> ABOUT THIS EXERCISE
Return the entries exactly as they appear.

DATA EXCERPTS below:

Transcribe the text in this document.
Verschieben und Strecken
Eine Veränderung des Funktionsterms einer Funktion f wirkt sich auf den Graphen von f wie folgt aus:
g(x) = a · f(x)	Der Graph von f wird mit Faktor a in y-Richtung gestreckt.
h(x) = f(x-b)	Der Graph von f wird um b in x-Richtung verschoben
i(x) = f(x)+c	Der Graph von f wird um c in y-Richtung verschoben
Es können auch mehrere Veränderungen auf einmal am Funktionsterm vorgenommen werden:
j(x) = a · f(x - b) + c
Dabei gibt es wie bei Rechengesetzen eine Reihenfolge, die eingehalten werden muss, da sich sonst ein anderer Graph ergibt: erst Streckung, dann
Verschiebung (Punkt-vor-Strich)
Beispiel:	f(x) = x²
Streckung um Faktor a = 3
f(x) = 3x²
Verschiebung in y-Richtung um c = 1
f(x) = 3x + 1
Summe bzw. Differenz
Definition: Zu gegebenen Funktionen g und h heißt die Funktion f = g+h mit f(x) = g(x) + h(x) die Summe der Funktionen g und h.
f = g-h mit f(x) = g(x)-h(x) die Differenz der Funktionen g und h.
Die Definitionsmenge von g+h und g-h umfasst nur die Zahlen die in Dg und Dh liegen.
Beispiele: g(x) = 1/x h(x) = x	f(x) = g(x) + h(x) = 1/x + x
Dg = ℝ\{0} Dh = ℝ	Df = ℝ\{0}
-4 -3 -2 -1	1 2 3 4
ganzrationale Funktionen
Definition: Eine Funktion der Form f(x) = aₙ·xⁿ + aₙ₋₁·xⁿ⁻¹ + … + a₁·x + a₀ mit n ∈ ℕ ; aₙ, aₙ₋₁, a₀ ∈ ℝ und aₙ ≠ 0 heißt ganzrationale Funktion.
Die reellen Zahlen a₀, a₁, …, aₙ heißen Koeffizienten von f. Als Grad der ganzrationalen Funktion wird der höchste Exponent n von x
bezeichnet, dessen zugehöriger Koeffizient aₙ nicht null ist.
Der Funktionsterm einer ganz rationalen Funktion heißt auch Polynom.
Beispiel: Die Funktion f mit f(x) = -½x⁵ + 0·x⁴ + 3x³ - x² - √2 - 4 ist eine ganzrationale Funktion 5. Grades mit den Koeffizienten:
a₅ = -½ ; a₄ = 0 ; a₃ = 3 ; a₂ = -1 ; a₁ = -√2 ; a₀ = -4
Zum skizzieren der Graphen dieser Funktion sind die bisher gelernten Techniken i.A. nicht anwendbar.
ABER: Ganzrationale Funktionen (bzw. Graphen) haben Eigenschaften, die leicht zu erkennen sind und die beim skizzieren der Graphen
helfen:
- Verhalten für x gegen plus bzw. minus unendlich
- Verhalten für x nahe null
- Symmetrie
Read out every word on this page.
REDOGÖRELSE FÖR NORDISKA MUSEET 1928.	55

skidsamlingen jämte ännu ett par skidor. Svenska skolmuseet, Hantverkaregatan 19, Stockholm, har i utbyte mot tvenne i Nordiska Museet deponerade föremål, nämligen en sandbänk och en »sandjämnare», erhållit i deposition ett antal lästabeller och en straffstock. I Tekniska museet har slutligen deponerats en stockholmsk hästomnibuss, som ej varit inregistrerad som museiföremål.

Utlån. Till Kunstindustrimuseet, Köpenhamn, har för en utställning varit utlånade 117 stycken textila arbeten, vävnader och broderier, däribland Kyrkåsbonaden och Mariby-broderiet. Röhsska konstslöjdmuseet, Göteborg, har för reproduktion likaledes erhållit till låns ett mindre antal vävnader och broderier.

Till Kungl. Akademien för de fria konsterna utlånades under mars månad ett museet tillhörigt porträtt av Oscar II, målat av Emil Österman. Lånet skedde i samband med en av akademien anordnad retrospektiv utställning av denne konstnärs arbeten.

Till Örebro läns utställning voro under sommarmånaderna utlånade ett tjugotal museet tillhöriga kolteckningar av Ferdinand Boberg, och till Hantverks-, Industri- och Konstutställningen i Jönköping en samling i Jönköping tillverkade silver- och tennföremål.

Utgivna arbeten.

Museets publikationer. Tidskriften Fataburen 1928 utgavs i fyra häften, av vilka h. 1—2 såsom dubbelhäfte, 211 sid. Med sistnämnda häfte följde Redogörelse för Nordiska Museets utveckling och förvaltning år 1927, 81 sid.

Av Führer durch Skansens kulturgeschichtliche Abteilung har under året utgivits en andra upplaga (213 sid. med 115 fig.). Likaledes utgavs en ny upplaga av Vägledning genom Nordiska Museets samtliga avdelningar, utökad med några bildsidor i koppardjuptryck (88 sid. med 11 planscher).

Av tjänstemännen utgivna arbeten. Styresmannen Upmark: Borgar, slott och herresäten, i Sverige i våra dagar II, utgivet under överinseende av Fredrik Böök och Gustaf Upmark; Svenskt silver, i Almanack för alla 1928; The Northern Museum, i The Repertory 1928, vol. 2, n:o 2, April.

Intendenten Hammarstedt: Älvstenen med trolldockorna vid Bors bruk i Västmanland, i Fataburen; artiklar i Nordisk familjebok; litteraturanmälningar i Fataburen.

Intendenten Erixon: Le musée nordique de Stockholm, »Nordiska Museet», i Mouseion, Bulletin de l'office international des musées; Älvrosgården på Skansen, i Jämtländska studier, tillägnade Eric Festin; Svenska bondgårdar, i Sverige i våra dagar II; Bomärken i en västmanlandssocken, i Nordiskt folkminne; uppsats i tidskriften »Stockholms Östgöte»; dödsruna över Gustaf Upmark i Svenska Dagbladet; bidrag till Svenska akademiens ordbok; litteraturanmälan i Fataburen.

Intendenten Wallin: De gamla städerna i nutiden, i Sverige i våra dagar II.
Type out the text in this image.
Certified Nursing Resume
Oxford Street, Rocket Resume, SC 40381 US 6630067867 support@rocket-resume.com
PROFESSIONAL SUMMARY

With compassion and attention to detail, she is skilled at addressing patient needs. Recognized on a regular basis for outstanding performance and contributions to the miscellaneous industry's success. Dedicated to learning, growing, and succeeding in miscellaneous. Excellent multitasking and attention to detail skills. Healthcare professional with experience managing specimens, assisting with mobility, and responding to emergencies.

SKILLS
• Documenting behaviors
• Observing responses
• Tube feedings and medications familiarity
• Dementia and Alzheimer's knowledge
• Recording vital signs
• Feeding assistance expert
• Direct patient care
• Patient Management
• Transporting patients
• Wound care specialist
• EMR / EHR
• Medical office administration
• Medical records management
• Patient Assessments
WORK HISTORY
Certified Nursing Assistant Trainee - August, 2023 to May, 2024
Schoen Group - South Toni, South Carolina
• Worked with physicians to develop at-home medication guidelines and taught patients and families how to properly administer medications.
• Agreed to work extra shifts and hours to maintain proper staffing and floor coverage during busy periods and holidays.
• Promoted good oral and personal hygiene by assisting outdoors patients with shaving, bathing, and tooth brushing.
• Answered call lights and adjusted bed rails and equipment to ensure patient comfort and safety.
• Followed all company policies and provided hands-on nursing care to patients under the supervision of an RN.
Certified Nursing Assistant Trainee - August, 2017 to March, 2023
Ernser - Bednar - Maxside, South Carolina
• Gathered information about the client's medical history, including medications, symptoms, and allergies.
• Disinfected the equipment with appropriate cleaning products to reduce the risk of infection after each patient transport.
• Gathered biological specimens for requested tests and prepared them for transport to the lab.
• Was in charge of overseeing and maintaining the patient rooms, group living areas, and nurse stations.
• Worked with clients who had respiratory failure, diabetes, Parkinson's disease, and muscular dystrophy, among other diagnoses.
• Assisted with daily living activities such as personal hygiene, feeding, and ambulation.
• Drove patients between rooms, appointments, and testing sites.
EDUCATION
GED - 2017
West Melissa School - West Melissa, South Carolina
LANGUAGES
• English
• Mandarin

End of DATA EXCERPTS.

> RESULT OF THIS TASK
Transcribe the text in this document.
Verschieben und Strecken
Eine Veränderung des Funktionsterms einer Funktion f wirkt sich auf den Graphen von f wie folgt aus:
g(x) = a · f(x)	Der Graph von f wird mit Faktor a in y-Richtung gestreckt.
h(x) = f(x-b)	Der Graph von f wird um b in x-Richtung verschoben
i(x) = f(x)+c	Der Graph von f wird um c in y-Richtung verschoben
Es können auch mehrere Veränderungen auf einmal am Funktionsterm vorgenommen werden:
j(x) = a · f(x - b) + c
Dabei gibt es wie bei Rechengesetzen eine Reihenfolge, die eingehalten werden muss, da sich sonst ein anderer Graph ergibt: erst Streckung, dann
Verschiebung (Punkt-vor-Strich)
Beispiel:	f(x) = x²
Streckung um Faktor a = 3
f(x) = 3x²
Verschiebung in y-Richtung um c = 1
f(x) = 3x + 1
Summe bzw. Differenz
Definition: Zu gegebenen Funktionen g und h heißt die Funktion f = g+h mit f(x) = g(x) + h(x) die Summe der Funktionen g und h.
f = g-h mit f(x) = g(x)-h(x) die Differenz der Funktionen g und h.
Die Definitionsmenge von g+h und g-h umfasst nur die Zahlen die in Dg und Dh liegen.
Beispiele: g(x) = 1/x h(x) = x	f(x) = g(x) + h(x) = 1/x + x
Dg = ℝ\{0} Dh = ℝ	Df = ℝ\{0}
-4 -3 -2 -1	1 2 3 4
ganzrationale Funktionen
Definition: Eine Funktion der Form f(x) = aₙ·xⁿ + aₙ₋₁·xⁿ⁻¹ + … + a₁·x + a₀ mit n ∈ ℕ ; aₙ, aₙ₋₁, a₀ ∈ ℝ und aₙ ≠ 0 heißt ganzrationale Funktion.
Die reellen Zahlen a₀, a₁, …, aₙ heißen Koeffizienten von f. Als Grad der ganzrationalen Funktion wird der höchste Exponent n von x
bezeichnet, dessen zugehöriger Koeffizient aₙ nicht null ist.
Der Funktionsterm einer ganz rationalen Funktion heißt auch Polynom.
Beispiel: Die Funktion f mit f(x) = -½x⁵ + 0·x⁴ + 3x³ - x² - √2 - 4 ist eine ganzrationale Funktion 5. Grades mit den Koeffizienten:
a₅ = -½ ; a₄ = 0 ; a₃ = 3 ; a₂ = -1 ; a₁ = -√2 ; a₀ = -4
Zum skizzieren der Graphen dieser Funktion sind die bisher gelernten Techniken i.A. nicht anwendbar.
ABER: Ganzrationale Funktionen (bzw. Graphen) haben Eigenschaften, die leicht zu erkennen sind und die beim skizzieren der Graphen
helfen:
- Verhalten für x gegen plus bzw. minus unendlich
- Verhalten für x nahe null
- Symmetrie
Read out every word on this page.
REDOGÖRELSE FÖR NORDISKA MUSEET 1928.	55

skidsamlingen jämte ännu ett par skidor. Svenska skolmuseet, Hantverkaregatan 19, Stockholm, har i utbyte mot tvenne i Nordiska Museet deponerade föremål, nämligen en sandbänk och en »sandjämnare», erhållit i deposition ett antal lästabeller och en straffstock. I Tekniska museet har slutligen deponerats en stockholmsk hästomnibuss, som ej varit inregistrerad som museiföremål.

Utlån. Till Kunstindustrimuseet, Köpenhamn, har för en utställning varit utlånade 117 stycken textila arbeten, vävnader och broderier, däribland Kyrkåsbonaden och Mariby-broderiet. Röhsska konstslöjdmuseet, Göteborg, har för reproduktion likaledes erhållit till låns ett mindre antal vävnader och broderier.

Till Kungl. Akademien för de fria konsterna utlånades under mars månad ett museet tillhörigt porträtt av Oscar II, målat av Emil Österman. Lånet skedde i samband med en av akademien anordnad retrospektiv utställning av denne konstnärs arbeten.

Till Örebro läns utställning voro under sommarmånaderna utlånade ett tjugotal museet tillhöriga kolteckningar av Ferdinand Boberg, och till Hantverks-, Industri- och Konstutställningen i Jönköping en samling i Jönköping tillverkade silver- och tennföremål.

Utgivna arbeten.

Museets publikationer. Tidskriften Fataburen 1928 utgavs i fyra häften, av vilka h. 1—2 såsom dubbelhäfte, 211 sid. Med sistnämnda häfte följde Redogörelse för Nordiska Museets utveckling och förvaltning år 1927, 81 sid.

Av Führer durch Skansens kulturgeschichtliche Abteilung har under året utgivits en andra upplaga (213 sid. med 115 fig.). Likaledes utgavs en ny upplaga av Vägledning genom Nordiska Museets samtliga avdelningar, utökad med några bildsidor i koppardjuptryck (88 sid. med 11 planscher).

Av tjänstemännen utgivna arbeten. Styresmannen Upmark: Borgar, slott och herresäten, i Sverige i våra dagar II, utgivet under överinseende av Fredrik Böök och Gustaf Upmark; Svenskt silver, i Almanack för alla 1928; The Northern Museum, i The Repertory 1928, vol. 2, n:o 2, April.

Intendenten Hammarstedt: Älvstenen med trolldockorna vid Bors bruk i Västmanland, i Fataburen; artiklar i Nordisk familjebok; litteraturanmälningar i Fataburen.

Intendenten Erixon: Le musée nordique de Stockholm, »Nordiska Museet», i Mouseion, Bulletin de l'office international des musées; Älvrosgården på Skansen, i Jämtländska studier, tillägnade Eric Festin; Svenska bondgårdar, i Sverige i våra dagar II; Bomärken i en västmanlandssocken, i Nordiskt folkminne; uppsats i tidskriften »Stockholms Östgöte»; dödsruna över Gustaf Upmark i Svenska Dagbladet; bidrag till Svenska akademiens ordbok; litteraturanmälan i Fataburen.

Intendenten Wallin: De gamla städerna i nutiden, i Sverige i våra dagar II.
Type out the text in this image.
Certified Nursing Resume
Oxford Street, Rocket Resume, SC 40381 US 6630067867 support@rocket-resume.com
PROFESSIONAL SUMMARY

With compassion and attention to detail, she is skilled at addressing patient needs. Recognized on a regular basis for outstanding performance and contributions to the miscellaneous industry's success. Dedicated to learning, growing, and succeeding in miscellaneous. Excellent multitasking and attention to detail skills. Healthcare professional with experience managing specimens, assisting with mobility, and responding to emergencies.

SKILLS
• Documenting behaviors
• Observing responses
• Tube feedings and medications familiarity
• Dementia and Alzheimer's knowledge
• Recording vital signs
• Feeding assistance expert
• Direct patient care
• Patient Management
• Transporting patients
• Wound care specialist
• EMR / EHR
• Medical office administration
• Medical records management
• Patient Assessments
WORK HISTORY
Certified Nursing Assistant Trainee - August, 2023 to May, 2024
Schoen Group - South Toni, South Carolina
• Worked with physicians to develop at-home medication guidelines and taught patients and families how to properly administer medications.
• Agreed to work extra shifts and hours to maintain proper staffing and floor coverage during busy periods and holidays.
• Promoted good oral and personal hygiene by assisting outdoors patients with shaving, bathing, and tooth brushing.
• Answered call lights and adjusted bed rails and equipment to ensure patient comfort and safety.
• Followed all company policies and provided hands-on nursing care to patients under the supervision of an RN.
Certified Nursing Assistant Trainee - August, 2017 to March, 2023
Ernser - Bednar - Maxside, South Carolina
• Gathered information about the client's medical history, including medications, symptoms, and allergies.
• Disinfected the equipment with appropriate cleaning products to reduce the risk of infection after each patient transport.
• Gathered biological specimens for requested tests and prepared them for transport to the lab.
• Was in charge of overseeing and maintaining the patient rooms, group living areas, and nurse stations.
• Worked with clients who had respiratory failure, diabetes, Parkinson's disease, and muscular dystrophy, among other diagnoses.
• Assisted with daily living activities such as personal hygiene, feeding, and ambulation.
• Drove patients between rooms, appointments, and testing sites.
EDUCATION
GED - 2017
West Melissa School - West Melissa, South Carolina
LANGUAGES
• English
• Mandarin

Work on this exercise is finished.